**Problem statement**. Rewrite the rows below, replacing every "value-cell" with "data-cell" and changing nothing else.

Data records
*****

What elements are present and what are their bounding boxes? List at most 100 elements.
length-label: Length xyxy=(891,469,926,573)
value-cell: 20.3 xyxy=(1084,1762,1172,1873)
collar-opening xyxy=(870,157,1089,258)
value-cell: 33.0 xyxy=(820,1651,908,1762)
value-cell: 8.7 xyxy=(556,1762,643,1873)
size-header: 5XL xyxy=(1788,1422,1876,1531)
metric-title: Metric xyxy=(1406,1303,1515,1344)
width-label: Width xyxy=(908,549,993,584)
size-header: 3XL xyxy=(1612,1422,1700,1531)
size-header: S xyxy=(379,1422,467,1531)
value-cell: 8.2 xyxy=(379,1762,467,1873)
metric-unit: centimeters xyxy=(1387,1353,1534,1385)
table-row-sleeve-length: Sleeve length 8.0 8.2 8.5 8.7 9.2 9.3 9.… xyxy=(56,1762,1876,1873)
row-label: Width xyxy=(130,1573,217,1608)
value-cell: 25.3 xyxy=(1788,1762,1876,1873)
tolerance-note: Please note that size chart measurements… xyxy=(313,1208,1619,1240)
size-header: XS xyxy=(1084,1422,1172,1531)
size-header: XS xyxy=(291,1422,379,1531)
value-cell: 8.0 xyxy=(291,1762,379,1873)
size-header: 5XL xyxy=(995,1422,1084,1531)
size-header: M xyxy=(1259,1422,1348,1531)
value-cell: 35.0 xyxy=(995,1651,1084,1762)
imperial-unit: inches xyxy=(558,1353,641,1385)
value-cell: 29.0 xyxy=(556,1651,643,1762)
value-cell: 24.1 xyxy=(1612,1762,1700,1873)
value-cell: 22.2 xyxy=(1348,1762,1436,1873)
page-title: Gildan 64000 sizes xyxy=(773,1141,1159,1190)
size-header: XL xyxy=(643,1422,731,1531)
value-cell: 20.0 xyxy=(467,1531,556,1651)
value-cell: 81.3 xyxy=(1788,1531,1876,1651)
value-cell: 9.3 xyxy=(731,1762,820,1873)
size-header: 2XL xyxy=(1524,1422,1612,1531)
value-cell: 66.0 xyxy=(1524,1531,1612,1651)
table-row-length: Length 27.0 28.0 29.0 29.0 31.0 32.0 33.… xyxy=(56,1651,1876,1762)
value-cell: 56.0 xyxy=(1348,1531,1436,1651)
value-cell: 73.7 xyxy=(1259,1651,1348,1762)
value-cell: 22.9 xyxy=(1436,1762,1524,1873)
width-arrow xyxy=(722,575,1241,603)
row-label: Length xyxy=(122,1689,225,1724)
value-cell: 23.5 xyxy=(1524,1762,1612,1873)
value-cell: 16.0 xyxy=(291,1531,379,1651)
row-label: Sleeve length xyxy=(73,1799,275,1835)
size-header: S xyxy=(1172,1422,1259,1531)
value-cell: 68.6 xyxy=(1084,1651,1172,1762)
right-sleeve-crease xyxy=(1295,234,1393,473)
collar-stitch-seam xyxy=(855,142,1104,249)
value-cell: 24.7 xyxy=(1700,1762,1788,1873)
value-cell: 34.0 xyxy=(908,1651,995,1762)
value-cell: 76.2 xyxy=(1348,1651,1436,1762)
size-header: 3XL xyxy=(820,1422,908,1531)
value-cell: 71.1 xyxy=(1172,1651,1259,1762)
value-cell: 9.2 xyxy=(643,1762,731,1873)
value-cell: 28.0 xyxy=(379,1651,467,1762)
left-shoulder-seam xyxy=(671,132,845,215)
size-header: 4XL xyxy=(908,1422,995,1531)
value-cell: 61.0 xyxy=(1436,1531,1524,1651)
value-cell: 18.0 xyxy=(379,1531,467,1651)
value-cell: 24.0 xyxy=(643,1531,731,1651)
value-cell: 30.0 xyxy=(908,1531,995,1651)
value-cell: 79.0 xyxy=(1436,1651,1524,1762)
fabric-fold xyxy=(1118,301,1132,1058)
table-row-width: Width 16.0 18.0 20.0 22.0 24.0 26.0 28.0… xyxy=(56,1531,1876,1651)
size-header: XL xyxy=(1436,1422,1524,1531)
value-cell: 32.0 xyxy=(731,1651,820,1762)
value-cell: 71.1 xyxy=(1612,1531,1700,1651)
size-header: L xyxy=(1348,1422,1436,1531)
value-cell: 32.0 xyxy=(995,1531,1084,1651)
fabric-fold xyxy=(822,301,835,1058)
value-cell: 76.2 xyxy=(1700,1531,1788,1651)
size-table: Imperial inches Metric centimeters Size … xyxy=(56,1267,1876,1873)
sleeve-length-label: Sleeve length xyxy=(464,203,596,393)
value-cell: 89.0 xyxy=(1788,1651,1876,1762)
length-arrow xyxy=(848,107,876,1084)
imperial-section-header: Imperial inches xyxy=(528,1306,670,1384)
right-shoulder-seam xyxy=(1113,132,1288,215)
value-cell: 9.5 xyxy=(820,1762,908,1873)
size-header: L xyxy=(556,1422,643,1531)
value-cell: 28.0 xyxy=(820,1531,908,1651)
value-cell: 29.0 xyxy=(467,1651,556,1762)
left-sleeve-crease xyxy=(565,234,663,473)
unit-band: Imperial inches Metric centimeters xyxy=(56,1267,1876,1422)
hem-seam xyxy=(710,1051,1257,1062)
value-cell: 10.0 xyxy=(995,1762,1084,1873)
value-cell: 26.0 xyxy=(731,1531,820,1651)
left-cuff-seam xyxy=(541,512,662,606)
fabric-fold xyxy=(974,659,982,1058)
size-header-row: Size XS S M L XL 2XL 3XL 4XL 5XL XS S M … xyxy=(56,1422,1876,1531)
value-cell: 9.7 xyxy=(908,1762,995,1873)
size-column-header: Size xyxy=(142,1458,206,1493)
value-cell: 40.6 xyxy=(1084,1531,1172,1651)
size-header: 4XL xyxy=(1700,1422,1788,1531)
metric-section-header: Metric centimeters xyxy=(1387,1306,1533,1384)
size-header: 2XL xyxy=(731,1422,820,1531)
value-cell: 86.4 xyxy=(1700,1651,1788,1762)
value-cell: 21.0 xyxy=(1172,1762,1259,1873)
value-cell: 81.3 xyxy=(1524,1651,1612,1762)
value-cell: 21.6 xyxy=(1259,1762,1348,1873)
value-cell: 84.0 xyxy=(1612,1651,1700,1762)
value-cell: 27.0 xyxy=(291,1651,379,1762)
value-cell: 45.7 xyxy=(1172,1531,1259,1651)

*****

**Solution to this problem**.
What elements are present and what are their bounding boxes? List at most 100 elements.
length-label: Length xyxy=(891,469,926,573)
data-cell: 20.3 xyxy=(1084,1762,1172,1873)
collar-opening xyxy=(870,157,1089,258)
data-cell: 33.0 xyxy=(820,1651,908,1762)
data-cell: 8.7 xyxy=(556,1762,643,1873)
size-header: 5XL xyxy=(1788,1422,1876,1531)
metric-title: Metric xyxy=(1406,1303,1515,1344)
width-label: Width xyxy=(908,549,993,584)
size-header: 3XL xyxy=(1612,1422,1700,1531)
size-header: S xyxy=(379,1422,467,1531)
data-cell: 8.2 xyxy=(379,1762,467,1873)
metric-unit: centimeters xyxy=(1387,1353,1534,1385)
table-row-sleeve-length: Sleeve length 8.0 8.2 8.5 8.7 9.2 9.3 9.… xyxy=(56,1762,1876,1873)
row-label: Width xyxy=(130,1573,217,1608)
data-cell: 25.3 xyxy=(1788,1762,1876,1873)
tolerance-note: Please note that size chart measurements… xyxy=(313,1208,1619,1240)
size-header: XS xyxy=(1084,1422,1172,1531)
size-header: XS xyxy=(291,1422,379,1531)
data-cell: 8.0 xyxy=(291,1762,379,1873)
size-header: 5XL xyxy=(995,1422,1084,1531)
size-header: M xyxy=(1259,1422,1348,1531)
data-cell: 35.0 xyxy=(995,1651,1084,1762)
imperial-unit: inches xyxy=(558,1353,641,1385)
data-cell: 29.0 xyxy=(556,1651,643,1762)
data-cell: 24.1 xyxy=(1612,1762,1700,1873)
data-cell: 22.2 xyxy=(1348,1762,1436,1873)
page-title: Gildan 64000 sizes xyxy=(773,1141,1159,1190)
size-header: XL xyxy=(643,1422,731,1531)
data-cell: 20.0 xyxy=(467,1531,556,1651)
data-cell: 81.3 xyxy=(1788,1531,1876,1651)
data-cell: 9.3 xyxy=(731,1762,820,1873)
size-header: 2XL xyxy=(1524,1422,1612,1531)
data-cell: 66.0 xyxy=(1524,1531,1612,1651)
table-row-length: Length 27.0 28.0 29.0 29.0 31.0 32.0 33.… xyxy=(56,1651,1876,1762)
data-cell: 56.0 xyxy=(1348,1531,1436,1651)
data-cell: 73.7 xyxy=(1259,1651,1348,1762)
data-cell: 22.9 xyxy=(1436,1762,1524,1873)
width-arrow xyxy=(722,575,1241,603)
row-label: Length xyxy=(122,1689,225,1724)
data-cell: 23.5 xyxy=(1524,1762,1612,1873)
data-cell: 16.0 xyxy=(291,1531,379,1651)
row-label: Sleeve length xyxy=(73,1799,275,1835)
size-header: S xyxy=(1172,1422,1259,1531)
data-cell: 68.6 xyxy=(1084,1651,1172,1762)
right-sleeve-crease xyxy=(1295,234,1393,473)
collar-stitch-seam xyxy=(855,142,1104,249)
data-cell: 24.7 xyxy=(1700,1762,1788,1873)
data-cell: 34.0 xyxy=(908,1651,995,1762)
data-cell: 76.2 xyxy=(1348,1651,1436,1762)
size-header: 3XL xyxy=(820,1422,908,1531)
data-cell: 71.1 xyxy=(1172,1651,1259,1762)
data-cell: 9.2 xyxy=(643,1762,731,1873)
data-cell: 28.0 xyxy=(379,1651,467,1762)
left-shoulder-seam xyxy=(671,132,845,215)
size-header: 4XL xyxy=(908,1422,995,1531)
data-cell: 61.0 xyxy=(1436,1531,1524,1651)
data-cell: 18.0 xyxy=(379,1531,467,1651)
data-cell: 24.0 xyxy=(643,1531,731,1651)
data-cell: 30.0 xyxy=(908,1531,995,1651)
data-cell: 79.0 xyxy=(1436,1651,1524,1762)
fabric-fold xyxy=(1118,301,1132,1058)
table-row-width: Width 16.0 18.0 20.0 22.0 24.0 26.0 28.0… xyxy=(56,1531,1876,1651)
size-header: XL xyxy=(1436,1422,1524,1531)
data-cell: 32.0 xyxy=(731,1651,820,1762)
data-cell: 71.1 xyxy=(1612,1531,1700,1651)
size-header: L xyxy=(1348,1422,1436,1531)
data-cell: 32.0 xyxy=(995,1531,1084,1651)
fabric-fold xyxy=(822,301,835,1058)
data-cell: 76.2 xyxy=(1700,1531,1788,1651)
size-table: Imperial inches Metric centimeters Size … xyxy=(56,1267,1876,1873)
sleeve-length-label: Sleeve length xyxy=(464,203,596,393)
data-cell: 89.0 xyxy=(1788,1651,1876,1762)
length-arrow xyxy=(848,107,876,1084)
imperial-section-header: Imperial inches xyxy=(528,1306,670,1384)
right-shoulder-seam xyxy=(1113,132,1288,215)
data-cell: 9.5 xyxy=(820,1762,908,1873)
size-header: L xyxy=(556,1422,643,1531)
data-cell: 28.0 xyxy=(820,1531,908,1651)
data-cell: 29.0 xyxy=(467,1651,556,1762)
left-sleeve-crease xyxy=(565,234,663,473)
unit-band: Imperial inches Metric centimeters xyxy=(56,1267,1876,1422)
hem-seam xyxy=(710,1051,1257,1062)
data-cell: 10.0 xyxy=(995,1762,1084,1873)
data-cell: 26.0 xyxy=(731,1531,820,1651)
left-cuff-seam xyxy=(541,512,662,606)
fabric-fold xyxy=(974,659,982,1058)
size-header-row: Size XS S M L XL 2XL 3XL 4XL 5XL XS S M … xyxy=(56,1422,1876,1531)
data-cell: 9.7 xyxy=(908,1762,995,1873)
size-column-header: Size xyxy=(142,1458,206,1493)
data-cell: 40.6 xyxy=(1084,1531,1172,1651)
size-header: 4XL xyxy=(1700,1422,1788,1531)
metric-section-header: Metric centimeters xyxy=(1387,1306,1533,1384)
size-header: 2XL xyxy=(731,1422,820,1531)
data-cell: 86.4 xyxy=(1700,1651,1788,1762)
data-cell: 21.0 xyxy=(1172,1762,1259,1873)
data-cell: 81.3 xyxy=(1524,1651,1612,1762)
data-cell: 21.6 xyxy=(1259,1762,1348,1873)
data-cell: 84.0 xyxy=(1612,1651,1700,1762)
data-cell: 27.0 xyxy=(291,1651,379,1762)
data-cell: 45.7 xyxy=(1172,1531,1259,1651)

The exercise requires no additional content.